Note how many lines contain "color" and give that number, with nothing else.

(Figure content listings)
start
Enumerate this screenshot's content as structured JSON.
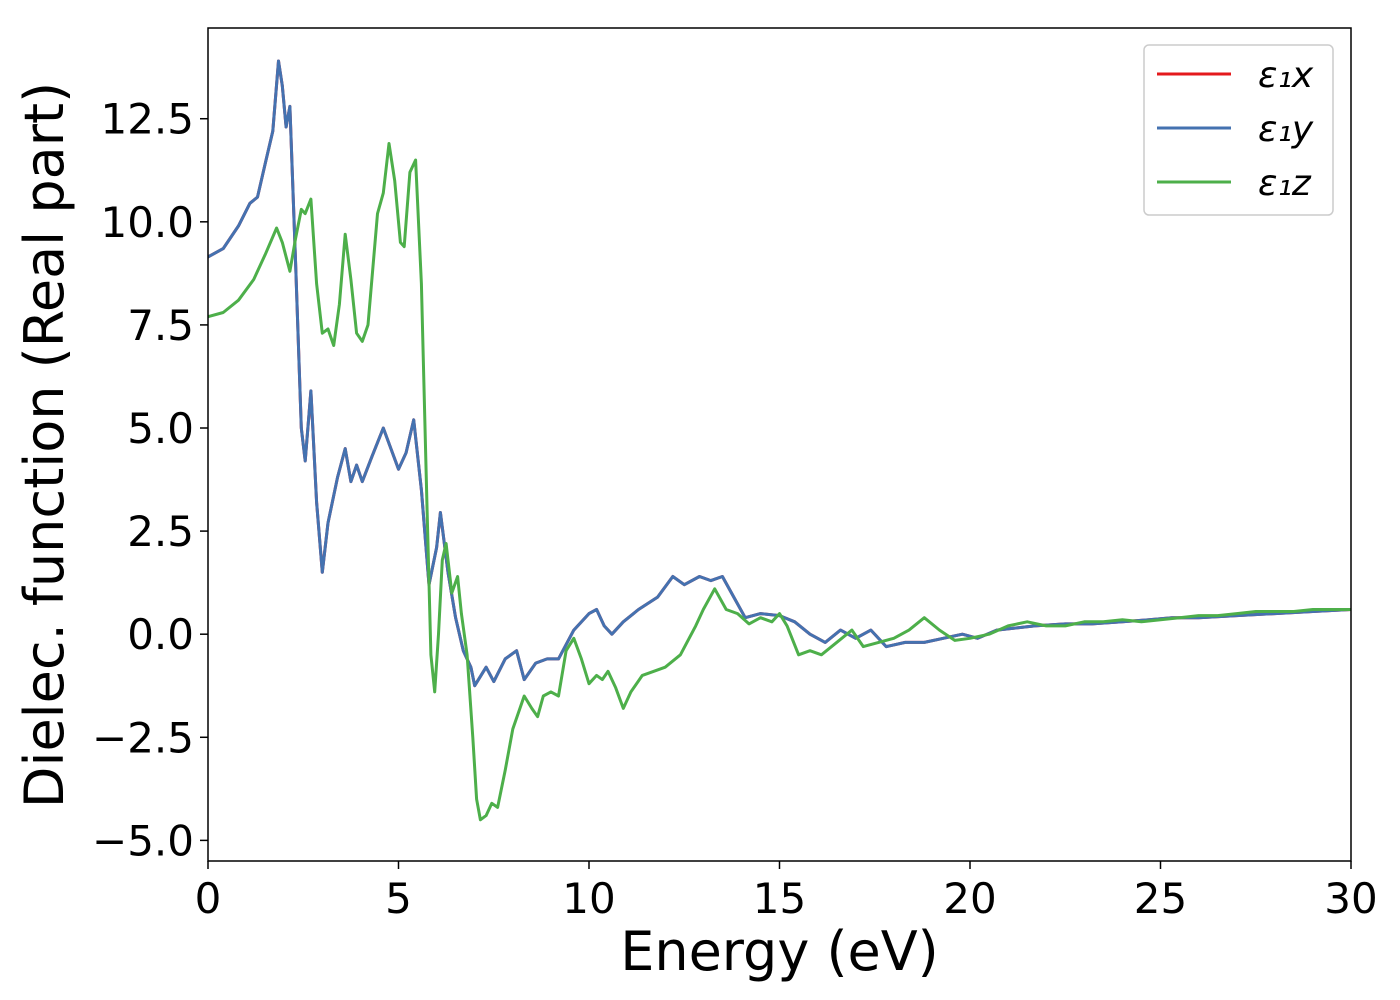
{
  "chart_data": {
    "type": "line",
    "title": "",
    "xlabel": "Energy (eV)",
    "ylabel": "Dielec. function (Real part)",
    "xlim": [
      0,
      30
    ],
    "ylim": [
      -5.5,
      14.7
    ],
    "x_ticks": [
      0,
      5,
      10,
      15,
      20,
      25,
      30
    ],
    "x_tick_labels": [
      "0",
      "5",
      "10",
      "15",
      "20",
      "25",
      "30"
    ],
    "y_ticks": [
      -5.0,
      -2.5,
      0.0,
      2.5,
      5.0,
      7.5,
      10.0,
      12.5
    ],
    "y_tick_labels": [
      "−5.0",
      "−2.5",
      "0.0",
      "2.5",
      "5.0",
      "7.5",
      "10.0",
      "12.5"
    ],
    "grid": false,
    "legend_position": "top-right",
    "series": [
      {
        "name": "ε₁x",
        "color": "#e41a1c",
        "points": [
          [
            0,
            9.15
          ],
          [
            0.4,
            9.35
          ],
          [
            0.8,
            9.9
          ],
          [
            1.1,
            10.45
          ],
          [
            1.3,
            10.6
          ],
          [
            1.5,
            11.4
          ],
          [
            1.7,
            12.2
          ],
          [
            1.85,
            13.9
          ],
          [
            1.95,
            13.3
          ],
          [
            2.05,
            12.3
          ],
          [
            2.15,
            12.8
          ],
          [
            2.3,
            9.0
          ],
          [
            2.45,
            5.0
          ],
          [
            2.55,
            4.2
          ],
          [
            2.7,
            5.9
          ],
          [
            2.85,
            3.2
          ],
          [
            3.0,
            1.5
          ],
          [
            3.15,
            2.7
          ],
          [
            3.4,
            3.8
          ],
          [
            3.6,
            4.5
          ],
          [
            3.75,
            3.7
          ],
          [
            3.9,
            4.1
          ],
          [
            4.05,
            3.7
          ],
          [
            4.3,
            4.3
          ],
          [
            4.6,
            5.0
          ],
          [
            4.8,
            4.5
          ],
          [
            5.0,
            4.0
          ],
          [
            5.2,
            4.4
          ],
          [
            5.4,
            5.2
          ],
          [
            5.6,
            3.5
          ],
          [
            5.8,
            1.2
          ],
          [
            6.0,
            2.1
          ],
          [
            6.1,
            2.95
          ],
          [
            6.3,
            1.5
          ],
          [
            6.5,
            0.4
          ],
          [
            6.7,
            -0.4
          ],
          [
            6.9,
            -0.8
          ],
          [
            7.0,
            -1.25
          ],
          [
            7.3,
            -0.8
          ],
          [
            7.5,
            -1.15
          ],
          [
            7.8,
            -0.6
          ],
          [
            8.1,
            -0.4
          ],
          [
            8.3,
            -1.1
          ],
          [
            8.6,
            -0.7
          ],
          [
            8.9,
            -0.6
          ],
          [
            9.2,
            -0.6
          ],
          [
            9.6,
            0.1
          ],
          [
            10.0,
            0.5
          ],
          [
            10.2,
            0.6
          ],
          [
            10.4,
            0.2
          ],
          [
            10.6,
            0.0
          ],
          [
            10.9,
            0.3
          ],
          [
            11.3,
            0.6
          ],
          [
            11.8,
            0.9
          ],
          [
            12.2,
            1.4
          ],
          [
            12.5,
            1.2
          ],
          [
            12.9,
            1.4
          ],
          [
            13.2,
            1.3
          ],
          [
            13.5,
            1.4
          ],
          [
            13.8,
            0.9
          ],
          [
            14.1,
            0.4
          ],
          [
            14.5,
            0.5
          ],
          [
            15.0,
            0.45
          ],
          [
            15.4,
            0.3
          ],
          [
            15.8,
            0.0
          ],
          [
            16.2,
            -0.2
          ],
          [
            16.6,
            0.1
          ],
          [
            17.0,
            -0.1
          ],
          [
            17.4,
            0.1
          ],
          [
            17.8,
            -0.3
          ],
          [
            18.3,
            -0.2
          ],
          [
            18.8,
            -0.2
          ],
          [
            19.3,
            -0.1
          ],
          [
            19.8,
            0.0
          ],
          [
            20.2,
            -0.1
          ],
          [
            20.7,
            0.1
          ],
          [
            21.2,
            0.15
          ],
          [
            21.7,
            0.2
          ],
          [
            22.5,
            0.25
          ],
          [
            23.2,
            0.25
          ],
          [
            24.0,
            0.3
          ],
          [
            24.7,
            0.35
          ],
          [
            25.3,
            0.4
          ],
          [
            26.0,
            0.4
          ],
          [
            27.0,
            0.45
          ],
          [
            28.0,
            0.5
          ],
          [
            29.0,
            0.55
          ],
          [
            30.0,
            0.6
          ]
        ]
      },
      {
        "name": "ε₁y",
        "color": "#4472b0",
        "points": [
          [
            0,
            9.15
          ],
          [
            0.4,
            9.35
          ],
          [
            0.8,
            9.9
          ],
          [
            1.1,
            10.45
          ],
          [
            1.3,
            10.6
          ],
          [
            1.5,
            11.4
          ],
          [
            1.7,
            12.2
          ],
          [
            1.85,
            13.9
          ],
          [
            1.95,
            13.3
          ],
          [
            2.05,
            12.3
          ],
          [
            2.15,
            12.8
          ],
          [
            2.3,
            9.0
          ],
          [
            2.45,
            5.0
          ],
          [
            2.55,
            4.2
          ],
          [
            2.7,
            5.9
          ],
          [
            2.85,
            3.2
          ],
          [
            3.0,
            1.5
          ],
          [
            3.15,
            2.7
          ],
          [
            3.4,
            3.8
          ],
          [
            3.6,
            4.5
          ],
          [
            3.75,
            3.7
          ],
          [
            3.9,
            4.1
          ],
          [
            4.05,
            3.7
          ],
          [
            4.3,
            4.3
          ],
          [
            4.6,
            5.0
          ],
          [
            4.8,
            4.5
          ],
          [
            5.0,
            4.0
          ],
          [
            5.2,
            4.4
          ],
          [
            5.4,
            5.2
          ],
          [
            5.6,
            3.5
          ],
          [
            5.8,
            1.2
          ],
          [
            6.0,
            2.1
          ],
          [
            6.1,
            2.95
          ],
          [
            6.3,
            1.5
          ],
          [
            6.5,
            0.4
          ],
          [
            6.7,
            -0.4
          ],
          [
            6.9,
            -0.8
          ],
          [
            7.0,
            -1.25
          ],
          [
            7.3,
            -0.8
          ],
          [
            7.5,
            -1.15
          ],
          [
            7.8,
            -0.6
          ],
          [
            8.1,
            -0.4
          ],
          [
            8.3,
            -1.1
          ],
          [
            8.6,
            -0.7
          ],
          [
            8.9,
            -0.6
          ],
          [
            9.2,
            -0.6
          ],
          [
            9.6,
            0.1
          ],
          [
            10.0,
            0.5
          ],
          [
            10.2,
            0.6
          ],
          [
            10.4,
            0.2
          ],
          [
            10.6,
            0.0
          ],
          [
            10.9,
            0.3
          ],
          [
            11.3,
            0.6
          ],
          [
            11.8,
            0.9
          ],
          [
            12.2,
            1.4
          ],
          [
            12.5,
            1.2
          ],
          [
            12.9,
            1.4
          ],
          [
            13.2,
            1.3
          ],
          [
            13.5,
            1.4
          ],
          [
            13.8,
            0.9
          ],
          [
            14.1,
            0.4
          ],
          [
            14.5,
            0.5
          ],
          [
            15.0,
            0.45
          ],
          [
            15.4,
            0.3
          ],
          [
            15.8,
            0.0
          ],
          [
            16.2,
            -0.2
          ],
          [
            16.6,
            0.1
          ],
          [
            17.0,
            -0.1
          ],
          [
            17.4,
            0.1
          ],
          [
            17.8,
            -0.3
          ],
          [
            18.3,
            -0.2
          ],
          [
            18.8,
            -0.2
          ],
          [
            19.3,
            -0.1
          ],
          [
            19.8,
            0.0
          ],
          [
            20.2,
            -0.1
          ],
          [
            20.7,
            0.1
          ],
          [
            21.2,
            0.15
          ],
          [
            21.7,
            0.2
          ],
          [
            22.5,
            0.25
          ],
          [
            23.2,
            0.25
          ],
          [
            24.0,
            0.3
          ],
          [
            24.7,
            0.35
          ],
          [
            25.3,
            0.4
          ],
          [
            26.0,
            0.4
          ],
          [
            27.0,
            0.45
          ],
          [
            28.0,
            0.5
          ],
          [
            29.0,
            0.55
          ],
          [
            30.0,
            0.6
          ]
        ]
      },
      {
        "name": "ε₁z",
        "color": "#4daf4a",
        "points": [
          [
            0,
            7.7
          ],
          [
            0.4,
            7.8
          ],
          [
            0.8,
            8.1
          ],
          [
            1.2,
            8.6
          ],
          [
            1.5,
            9.2
          ],
          [
            1.8,
            9.85
          ],
          [
            1.95,
            9.5
          ],
          [
            2.15,
            8.8
          ],
          [
            2.3,
            9.6
          ],
          [
            2.45,
            10.3
          ],
          [
            2.55,
            10.2
          ],
          [
            2.7,
            10.55
          ],
          [
            2.85,
            8.5
          ],
          [
            3.0,
            7.3
          ],
          [
            3.15,
            7.4
          ],
          [
            3.3,
            7.0
          ],
          [
            3.45,
            8.0
          ],
          [
            3.6,
            9.7
          ],
          [
            3.75,
            8.6
          ],
          [
            3.9,
            7.3
          ],
          [
            4.05,
            7.1
          ],
          [
            4.2,
            7.5
          ],
          [
            4.45,
            10.2
          ],
          [
            4.6,
            10.7
          ],
          [
            4.75,
            11.9
          ],
          [
            4.9,
            11.0
          ],
          [
            5.05,
            9.5
          ],
          [
            5.15,
            9.4
          ],
          [
            5.3,
            11.2
          ],
          [
            5.45,
            11.5
          ],
          [
            5.6,
            8.5
          ],
          [
            5.75,
            3.0
          ],
          [
            5.85,
            -0.5
          ],
          [
            5.95,
            -1.4
          ],
          [
            6.05,
            0.0
          ],
          [
            6.15,
            1.8
          ],
          [
            6.25,
            2.2
          ],
          [
            6.4,
            1.0
          ],
          [
            6.55,
            1.4
          ],
          [
            6.65,
            0.5
          ],
          [
            6.8,
            -0.5
          ],
          [
            6.95,
            -2.5
          ],
          [
            7.05,
            -4.0
          ],
          [
            7.15,
            -4.5
          ],
          [
            7.3,
            -4.4
          ],
          [
            7.45,
            -4.1
          ],
          [
            7.6,
            -4.2
          ],
          [
            7.8,
            -3.3
          ],
          [
            8.0,
            -2.3
          ],
          [
            8.3,
            -1.5
          ],
          [
            8.5,
            -1.8
          ],
          [
            8.65,
            -2.0
          ],
          [
            8.8,
            -1.5
          ],
          [
            9.0,
            -1.4
          ],
          [
            9.2,
            -1.5
          ],
          [
            9.4,
            -0.4
          ],
          [
            9.6,
            -0.1
          ],
          [
            9.8,
            -0.6
          ],
          [
            10.0,
            -1.2
          ],
          [
            10.2,
            -1.0
          ],
          [
            10.35,
            -1.1
          ],
          [
            10.5,
            -0.9
          ],
          [
            10.7,
            -1.3
          ],
          [
            10.9,
            -1.8
          ],
          [
            11.1,
            -1.4
          ],
          [
            11.4,
            -1.0
          ],
          [
            11.7,
            -0.9
          ],
          [
            12.0,
            -0.8
          ],
          [
            12.4,
            -0.5
          ],
          [
            12.8,
            0.2
          ],
          [
            13.0,
            0.6
          ],
          [
            13.3,
            1.1
          ],
          [
            13.6,
            0.6
          ],
          [
            13.9,
            0.5
          ],
          [
            14.2,
            0.25
          ],
          [
            14.5,
            0.4
          ],
          [
            14.8,
            0.3
          ],
          [
            15.0,
            0.5
          ],
          [
            15.2,
            0.2
          ],
          [
            15.5,
            -0.5
          ],
          [
            15.8,
            -0.4
          ],
          [
            16.1,
            -0.5
          ],
          [
            16.5,
            -0.2
          ],
          [
            16.9,
            0.1
          ],
          [
            17.2,
            -0.3
          ],
          [
            17.6,
            -0.2
          ],
          [
            18.0,
            -0.1
          ],
          [
            18.4,
            0.1
          ],
          [
            18.8,
            0.4
          ],
          [
            19.2,
            0.1
          ],
          [
            19.6,
            -0.15
          ],
          [
            20.0,
            -0.1
          ],
          [
            20.5,
            0.0
          ],
          [
            21.0,
            0.2
          ],
          [
            21.5,
            0.3
          ],
          [
            22.0,
            0.2
          ],
          [
            22.5,
            0.2
          ],
          [
            23.0,
            0.3
          ],
          [
            23.5,
            0.3
          ],
          [
            24.0,
            0.35
          ],
          [
            24.5,
            0.3
          ],
          [
            25.0,
            0.35
          ],
          [
            25.5,
            0.4
          ],
          [
            26.0,
            0.45
          ],
          [
            26.5,
            0.45
          ],
          [
            27.0,
            0.5
          ],
          [
            27.5,
            0.55
          ],
          [
            28.0,
            0.55
          ],
          [
            28.5,
            0.55
          ],
          [
            29.0,
            0.6
          ],
          [
            29.5,
            0.6
          ],
          [
            30.0,
            0.6
          ]
        ]
      }
    ]
  }
}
end
Exercise response: 3